TASK DATA:
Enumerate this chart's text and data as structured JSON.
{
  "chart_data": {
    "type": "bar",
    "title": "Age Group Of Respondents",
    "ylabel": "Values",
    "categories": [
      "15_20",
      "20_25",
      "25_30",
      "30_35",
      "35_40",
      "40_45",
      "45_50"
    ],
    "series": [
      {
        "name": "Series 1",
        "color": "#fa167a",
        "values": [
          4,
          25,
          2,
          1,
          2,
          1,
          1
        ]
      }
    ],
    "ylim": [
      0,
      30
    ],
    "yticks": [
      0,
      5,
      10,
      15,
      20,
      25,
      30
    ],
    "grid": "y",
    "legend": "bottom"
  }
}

TASK DIRECTIONS: Output all of the material, please, exactly as it stands.

ANSWER FOR THE TASK:
Enumerate this chart's text and data as structured JSON.
{
  "chart_data": {
    "type": "bar",
    "title": "Age Group Of Respondents",
    "ylabel": "Values",
    "categories": [
      "15_20",
      "20_25",
      "25_30",
      "30_35",
      "35_40",
      "40_45",
      "45_50"
    ],
    "series": [
      {
        "name": "Series 1",
        "color": "#fa167a",
        "values": [
          4,
          25,
          2,
          1,
          2,
          1,
          1
        ]
      }
    ],
    "ylim": [
      0,
      30
    ],
    "yticks": [
      0,
      5,
      10,
      15,
      20,
      25,
      30
    ],
    "grid": "y",
    "legend": "bottom"
  }
}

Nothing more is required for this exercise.